DIRECTION: Skip the images and return the records below exactly.

EXTRACTED MATERIAL:
════════════════

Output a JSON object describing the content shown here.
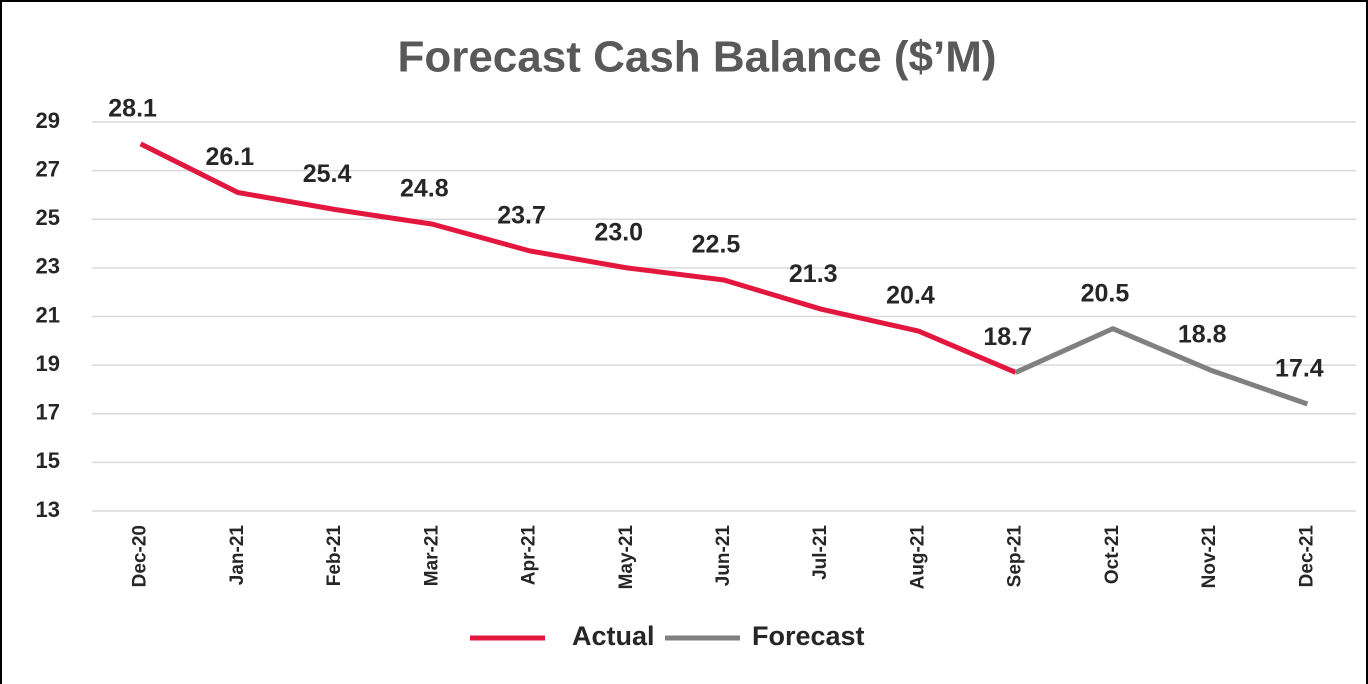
{
  "chart_data": {
    "type": "line",
    "title": "Forecast Cash Balance ($’M)",
    "categories": [
      "Dec-20",
      "Jan-21",
      "Feb-21",
      "Mar-21",
      "Apr-21",
      "May-21",
      "Jun-21",
      "Jul-21",
      "Aug-21",
      "Sep-21",
      "Oct-21",
      "Nov-21",
      "Dec-21"
    ],
    "series": [
      {
        "name": "Actual",
        "color": "#e3173e",
        "values": [
          28.1,
          26.1,
          25.4,
          24.8,
          23.7,
          23.0,
          22.5,
          21.3,
          20.4,
          18.7,
          null,
          null,
          null
        ],
        "value_labels": [
          "28.1",
          "26.1",
          "25.4",
          "24.8",
          "23.7",
          "23.0",
          "22.5",
          "21.3",
          "20.4",
          "18.7",
          null,
          null,
          null
        ]
      },
      {
        "name": "Forecast",
        "color": "#808080",
        "values": [
          null,
          null,
          null,
          null,
          null,
          null,
          null,
          null,
          null,
          18.7,
          20.5,
          18.8,
          17.4
        ],
        "value_labels": [
          null,
          null,
          null,
          null,
          null,
          null,
          null,
          null,
          null,
          null,
          "20.5",
          "18.8",
          "17.4"
        ]
      }
    ],
    "ylim": [
      13,
      29
    ],
    "yticks": [
      13,
      15,
      17,
      19,
      21,
      23,
      25,
      27,
      29
    ],
    "grid": true,
    "legend": "bottom"
  }
}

════════════════

WRITTEN ANSWER:
Output a JSON object describing the content shown here.
{
  "chart_data": {
    "type": "line",
    "title": "Forecast Cash Balance ($’M)",
    "categories": [
      "Dec-20",
      "Jan-21",
      "Feb-21",
      "Mar-21",
      "Apr-21",
      "May-21",
      "Jun-21",
      "Jul-21",
      "Aug-21",
      "Sep-21",
      "Oct-21",
      "Nov-21",
      "Dec-21"
    ],
    "series": [
      {
        "name": "Actual",
        "color": "#e3173e",
        "values": [
          28.1,
          26.1,
          25.4,
          24.8,
          23.7,
          23.0,
          22.5,
          21.3,
          20.4,
          18.7,
          null,
          null,
          null
        ],
        "value_labels": [
          "28.1",
          "26.1",
          "25.4",
          "24.8",
          "23.7",
          "23.0",
          "22.5",
          "21.3",
          "20.4",
          "18.7",
          null,
          null,
          null
        ]
      },
      {
        "name": "Forecast",
        "color": "#808080",
        "values": [
          null,
          null,
          null,
          null,
          null,
          null,
          null,
          null,
          null,
          18.7,
          20.5,
          18.8,
          17.4
        ],
        "value_labels": [
          null,
          null,
          null,
          null,
          null,
          null,
          null,
          null,
          null,
          null,
          "20.5",
          "18.8",
          "17.4"
        ]
      }
    ],
    "ylim": [
      13,
      29
    ],
    "yticks": [
      13,
      15,
      17,
      19,
      21,
      23,
      25,
      27,
      29
    ],
    "grid": true,
    "legend": "bottom"
  }
}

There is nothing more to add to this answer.